* [WORK TO DO] Pull out each line of the records holding the string "title".
start
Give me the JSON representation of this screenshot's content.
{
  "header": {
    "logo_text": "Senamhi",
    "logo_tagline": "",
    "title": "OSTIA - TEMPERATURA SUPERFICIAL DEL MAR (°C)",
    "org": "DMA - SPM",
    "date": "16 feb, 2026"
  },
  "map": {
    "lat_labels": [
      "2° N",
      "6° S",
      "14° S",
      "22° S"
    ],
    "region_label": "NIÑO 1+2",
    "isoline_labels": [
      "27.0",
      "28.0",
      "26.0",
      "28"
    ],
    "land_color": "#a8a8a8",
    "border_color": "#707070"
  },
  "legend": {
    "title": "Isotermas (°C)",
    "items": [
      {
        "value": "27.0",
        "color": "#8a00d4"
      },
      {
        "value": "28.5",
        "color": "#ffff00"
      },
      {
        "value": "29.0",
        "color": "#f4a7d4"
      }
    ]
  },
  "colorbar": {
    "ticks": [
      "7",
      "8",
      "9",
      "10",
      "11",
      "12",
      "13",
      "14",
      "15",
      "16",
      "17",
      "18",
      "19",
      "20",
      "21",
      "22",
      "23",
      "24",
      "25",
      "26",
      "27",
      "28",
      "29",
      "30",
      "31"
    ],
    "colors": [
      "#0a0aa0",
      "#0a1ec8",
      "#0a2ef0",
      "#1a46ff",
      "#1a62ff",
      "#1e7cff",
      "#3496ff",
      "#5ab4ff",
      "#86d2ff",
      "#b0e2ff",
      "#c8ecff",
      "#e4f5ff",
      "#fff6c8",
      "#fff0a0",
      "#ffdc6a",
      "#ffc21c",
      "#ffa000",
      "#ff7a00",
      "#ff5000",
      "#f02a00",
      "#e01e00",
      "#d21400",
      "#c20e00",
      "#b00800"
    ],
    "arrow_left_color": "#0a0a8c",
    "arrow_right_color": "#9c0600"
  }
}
end
* [WORKED ANSWER]
    "title": "OSTIA - TEMPERATURA SUPERFICIAL DEL MAR (°C)",
    "title": "Isotermas (°C)",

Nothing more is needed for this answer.